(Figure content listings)
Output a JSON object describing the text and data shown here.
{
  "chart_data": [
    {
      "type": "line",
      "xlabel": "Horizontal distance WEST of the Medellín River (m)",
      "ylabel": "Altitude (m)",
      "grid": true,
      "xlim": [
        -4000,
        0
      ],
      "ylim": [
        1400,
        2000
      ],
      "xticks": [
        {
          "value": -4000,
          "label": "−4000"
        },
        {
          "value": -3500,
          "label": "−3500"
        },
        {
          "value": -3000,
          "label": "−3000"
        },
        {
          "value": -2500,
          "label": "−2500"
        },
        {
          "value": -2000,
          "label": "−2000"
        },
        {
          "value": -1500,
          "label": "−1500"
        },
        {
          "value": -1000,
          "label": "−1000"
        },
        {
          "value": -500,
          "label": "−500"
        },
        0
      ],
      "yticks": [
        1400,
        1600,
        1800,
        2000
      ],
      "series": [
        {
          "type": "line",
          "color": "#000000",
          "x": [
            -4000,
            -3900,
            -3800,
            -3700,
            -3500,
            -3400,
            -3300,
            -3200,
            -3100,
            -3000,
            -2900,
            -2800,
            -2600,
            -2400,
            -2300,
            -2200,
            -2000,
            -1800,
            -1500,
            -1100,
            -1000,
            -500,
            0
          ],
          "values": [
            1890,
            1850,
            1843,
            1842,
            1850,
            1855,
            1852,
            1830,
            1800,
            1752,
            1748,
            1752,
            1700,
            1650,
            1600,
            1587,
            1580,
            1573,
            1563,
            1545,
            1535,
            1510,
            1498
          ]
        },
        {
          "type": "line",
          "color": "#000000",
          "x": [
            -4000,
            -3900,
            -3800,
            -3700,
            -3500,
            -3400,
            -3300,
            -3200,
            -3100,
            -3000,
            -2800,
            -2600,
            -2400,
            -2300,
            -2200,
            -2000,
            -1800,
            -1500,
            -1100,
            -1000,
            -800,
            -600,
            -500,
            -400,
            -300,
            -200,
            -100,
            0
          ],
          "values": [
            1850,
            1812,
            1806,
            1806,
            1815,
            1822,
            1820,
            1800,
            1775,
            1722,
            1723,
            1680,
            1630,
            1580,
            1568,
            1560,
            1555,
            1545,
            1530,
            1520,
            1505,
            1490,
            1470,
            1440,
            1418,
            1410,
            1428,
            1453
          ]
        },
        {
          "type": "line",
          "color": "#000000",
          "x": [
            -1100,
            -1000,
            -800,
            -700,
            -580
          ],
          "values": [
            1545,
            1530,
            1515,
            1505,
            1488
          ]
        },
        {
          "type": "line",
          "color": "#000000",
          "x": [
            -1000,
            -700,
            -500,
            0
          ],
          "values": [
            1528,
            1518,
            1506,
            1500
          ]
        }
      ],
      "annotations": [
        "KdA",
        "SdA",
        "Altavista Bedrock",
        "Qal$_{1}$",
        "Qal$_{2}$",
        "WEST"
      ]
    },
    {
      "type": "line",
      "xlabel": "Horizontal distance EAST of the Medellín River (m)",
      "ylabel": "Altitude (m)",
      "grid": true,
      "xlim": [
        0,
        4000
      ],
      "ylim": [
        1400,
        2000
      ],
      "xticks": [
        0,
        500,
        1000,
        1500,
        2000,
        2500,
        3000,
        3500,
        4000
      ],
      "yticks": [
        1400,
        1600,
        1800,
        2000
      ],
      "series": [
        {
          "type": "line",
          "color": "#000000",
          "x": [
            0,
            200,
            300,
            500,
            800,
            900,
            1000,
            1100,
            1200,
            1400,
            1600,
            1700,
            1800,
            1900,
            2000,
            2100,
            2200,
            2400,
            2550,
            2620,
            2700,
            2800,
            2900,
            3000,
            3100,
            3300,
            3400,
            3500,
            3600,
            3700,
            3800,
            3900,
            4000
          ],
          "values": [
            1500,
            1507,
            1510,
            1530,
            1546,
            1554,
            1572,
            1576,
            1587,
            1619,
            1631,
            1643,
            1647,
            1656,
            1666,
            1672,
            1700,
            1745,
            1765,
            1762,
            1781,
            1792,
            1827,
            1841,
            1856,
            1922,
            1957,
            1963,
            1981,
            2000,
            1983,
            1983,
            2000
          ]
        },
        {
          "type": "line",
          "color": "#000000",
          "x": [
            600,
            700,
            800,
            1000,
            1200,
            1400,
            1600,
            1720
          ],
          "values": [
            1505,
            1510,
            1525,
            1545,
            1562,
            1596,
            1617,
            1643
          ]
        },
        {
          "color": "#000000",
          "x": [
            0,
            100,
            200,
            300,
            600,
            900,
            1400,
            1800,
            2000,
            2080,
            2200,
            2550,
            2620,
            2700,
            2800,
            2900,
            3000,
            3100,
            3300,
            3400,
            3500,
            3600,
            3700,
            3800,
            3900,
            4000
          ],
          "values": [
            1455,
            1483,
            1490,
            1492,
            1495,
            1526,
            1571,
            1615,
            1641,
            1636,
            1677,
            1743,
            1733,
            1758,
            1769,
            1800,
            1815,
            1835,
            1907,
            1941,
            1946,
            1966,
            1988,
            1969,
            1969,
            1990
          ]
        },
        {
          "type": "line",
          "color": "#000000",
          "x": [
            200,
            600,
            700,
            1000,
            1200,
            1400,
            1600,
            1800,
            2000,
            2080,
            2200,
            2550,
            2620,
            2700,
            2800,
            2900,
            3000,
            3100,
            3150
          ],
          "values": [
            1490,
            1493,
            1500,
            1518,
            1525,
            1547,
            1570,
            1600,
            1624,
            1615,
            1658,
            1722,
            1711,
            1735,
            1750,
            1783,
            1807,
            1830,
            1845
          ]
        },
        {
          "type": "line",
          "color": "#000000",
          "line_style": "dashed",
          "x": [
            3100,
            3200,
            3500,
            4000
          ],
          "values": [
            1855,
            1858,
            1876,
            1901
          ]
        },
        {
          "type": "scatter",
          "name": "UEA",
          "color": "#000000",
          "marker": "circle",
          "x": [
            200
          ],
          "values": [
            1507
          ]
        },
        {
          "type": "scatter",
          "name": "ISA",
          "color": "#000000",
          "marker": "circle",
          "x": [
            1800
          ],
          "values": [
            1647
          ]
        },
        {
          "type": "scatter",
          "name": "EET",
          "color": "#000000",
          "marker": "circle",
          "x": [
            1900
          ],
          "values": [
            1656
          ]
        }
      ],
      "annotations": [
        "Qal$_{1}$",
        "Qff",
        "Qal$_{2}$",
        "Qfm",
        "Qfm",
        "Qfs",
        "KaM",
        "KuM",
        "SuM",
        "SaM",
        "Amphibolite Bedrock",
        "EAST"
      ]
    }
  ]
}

THE PROBLEM:
What is needed here is an exact reproduction of all the entries.

FINISHED TASK:
Output a JSON object describing the text and data shown here.
{
  "chart_data": [
    {
      "type": "line",
      "xlabel": "Horizontal distance WEST of the Medellín River (m)",
      "ylabel": "Altitude (m)",
      "grid": true,
      "xlim": [
        -4000,
        0
      ],
      "ylim": [
        1400,
        2000
      ],
      "xticks": [
        {
          "value": -4000,
          "label": "−4000"
        },
        {
          "value": -3500,
          "label": "−3500"
        },
        {
          "value": -3000,
          "label": "−3000"
        },
        {
          "value": -2500,
          "label": "−2500"
        },
        {
          "value": -2000,
          "label": "−2000"
        },
        {
          "value": -1500,
          "label": "−1500"
        },
        {
          "value": -1000,
          "label": "−1000"
        },
        {
          "value": -500,
          "label": "−500"
        },
        0
      ],
      "yticks": [
        1400,
        1600,
        1800,
        2000
      ],
      "series": [
        {
          "type": "line",
          "color": "#000000",
          "x": [
            -4000,
            -3900,
            -3800,
            -3700,
            -3500,
            -3400,
            -3300,
            -3200,
            -3100,
            -3000,
            -2900,
            -2800,
            -2600,
            -2400,
            -2300,
            -2200,
            -2000,
            -1800,
            -1500,
            -1100,
            -1000,
            -500,
            0
          ],
          "values": [
            1890,
            1850,
            1843,
            1842,
            1850,
            1855,
            1852,
            1830,
            1800,
            1752,
            1748,
            1752,
            1700,
            1650,
            1600,
            1587,
            1580,
            1573,
            1563,
            1545,
            1535,
            1510,
            1498
          ]
        },
        {
          "type": "line",
          "color": "#000000",
          "x": [
            -4000,
            -3900,
            -3800,
            -3700,
            -3500,
            -3400,
            -3300,
            -3200,
            -3100,
            -3000,
            -2800,
            -2600,
            -2400,
            -2300,
            -2200,
            -2000,
            -1800,
            -1500,
            -1100,
            -1000,
            -800,
            -600,
            -500,
            -400,
            -300,
            -200,
            -100,
            0
          ],
          "values": [
            1850,
            1812,
            1806,
            1806,
            1815,
            1822,
            1820,
            1800,
            1775,
            1722,
            1723,
            1680,
            1630,
            1580,
            1568,
            1560,
            1555,
            1545,
            1530,
            1520,
            1505,
            1490,
            1470,
            1440,
            1418,
            1410,
            1428,
            1453
          ]
        },
        {
          "type": "line",
          "color": "#000000",
          "x": [
            -1100,
            -1000,
            -800,
            -700,
            -580
          ],
          "values": [
            1545,
            1530,
            1515,
            1505,
            1488
          ]
        },
        {
          "type": "line",
          "color": "#000000",
          "x": [
            -1000,
            -700,
            -500,
            0
          ],
          "values": [
            1528,
            1518,
            1506,
            1500
          ]
        }
      ],
      "annotations": [
        "KdA",
        "SdA",
        "Altavista Bedrock",
        "Qal$_{1}$",
        "Qal$_{2}$",
        "WEST"
      ]
    },
    {
      "type": "line",
      "xlabel": "Horizontal distance EAST of the Medellín River (m)",
      "ylabel": "Altitude (m)",
      "grid": true,
      "xlim": [
        0,
        4000
      ],
      "ylim": [
        1400,
        2000
      ],
      "xticks": [
        0,
        500,
        1000,
        1500,
        2000,
        2500,
        3000,
        3500,
        4000
      ],
      "yticks": [
        1400,
        1600,
        1800,
        2000
      ],
      "series": [
        {
          "type": "line",
          "color": "#000000",
          "x": [
            0,
            200,
            300,
            500,
            800,
            900,
            1000,
            1100,
            1200,
            1400,
            1600,
            1700,
            1800,
            1900,
            2000,
            2100,
            2200,
            2400,
            2550,
            2620,
            2700,
            2800,
            2900,
            3000,
            3100,
            3300,
            3400,
            3500,
            3600,
            3700,
            3800,
            3900,
            4000
          ],
          "values": [
            1500,
            1507,
            1510,
            1530,
            1546,
            1554,
            1572,
            1576,
            1587,
            1619,
            1631,
            1643,
            1647,
            1656,
            1666,
            1672,
            1700,
            1745,
            1765,
            1762,
            1781,
            1792,
            1827,
            1841,
            1856,
            1922,
            1957,
            1963,
            1981,
            2000,
            1983,
            1983,
            2000
          ]
        },
        {
          "type": "line",
          "color": "#000000",
          "x": [
            600,
            700,
            800,
            1000,
            1200,
            1400,
            1600,
            1720
          ],
          "values": [
            1505,
            1510,
            1525,
            1545,
            1562,
            1596,
            1617,
            1643
          ]
        },
        {
          "color": "#000000",
          "x": [
            0,
            100,
            200,
            300,
            600,
            900,
            1400,
            1800,
            2000,
            2080,
            2200,
            2550,
            2620,
            2700,
            2800,
            2900,
            3000,
            3100,
            3300,
            3400,
            3500,
            3600,
            3700,
            3800,
            3900,
            4000
          ],
          "values": [
            1455,
            1483,
            1490,
            1492,
            1495,
            1526,
            1571,
            1615,
            1641,
            1636,
            1677,
            1743,
            1733,
            1758,
            1769,
            1800,
            1815,
            1835,
            1907,
            1941,
            1946,
            1966,
            1988,
            1969,
            1969,
            1990
          ]
        },
        {
          "type": "line",
          "color": "#000000",
          "x": [
            200,
            600,
            700,
            1000,
            1200,
            1400,
            1600,
            1800,
            2000,
            2080,
            2200,
            2550,
            2620,
            2700,
            2800,
            2900,
            3000,
            3100,
            3150
          ],
          "values": [
            1490,
            1493,
            1500,
            1518,
            1525,
            1547,
            1570,
            1600,
            1624,
            1615,
            1658,
            1722,
            1711,
            1735,
            1750,
            1783,
            1807,
            1830,
            1845
          ]
        },
        {
          "type": "line",
          "color": "#000000",
          "line_style": "dashed",
          "x": [
            3100,
            3200,
            3500,
            4000
          ],
          "values": [
            1855,
            1858,
            1876,
            1901
          ]
        },
        {
          "type": "scatter",
          "name": "UEA",
          "color": "#000000",
          "marker": "circle",
          "x": [
            200
          ],
          "values": [
            1507
          ]
        },
        {
          "type": "scatter",
          "name": "ISA",
          "color": "#000000",
          "marker": "circle",
          "x": [
            1800
          ],
          "values": [
            1647
          ]
        },
        {
          "type": "scatter",
          "name": "EET",
          "color": "#000000",
          "marker": "circle",
          "x": [
            1900
          ],
          "values": [
            1656
          ]
        }
      ],
      "annotations": [
        "Qal$_{1}$",
        "Qff",
        "Qal$_{2}$",
        "Qfm",
        "Qfm",
        "Qfs",
        "KaM",
        "KuM",
        "SuM",
        "SaM",
        "Amphibolite Bedrock",
        "EAST"
      ]
    }
  ]
}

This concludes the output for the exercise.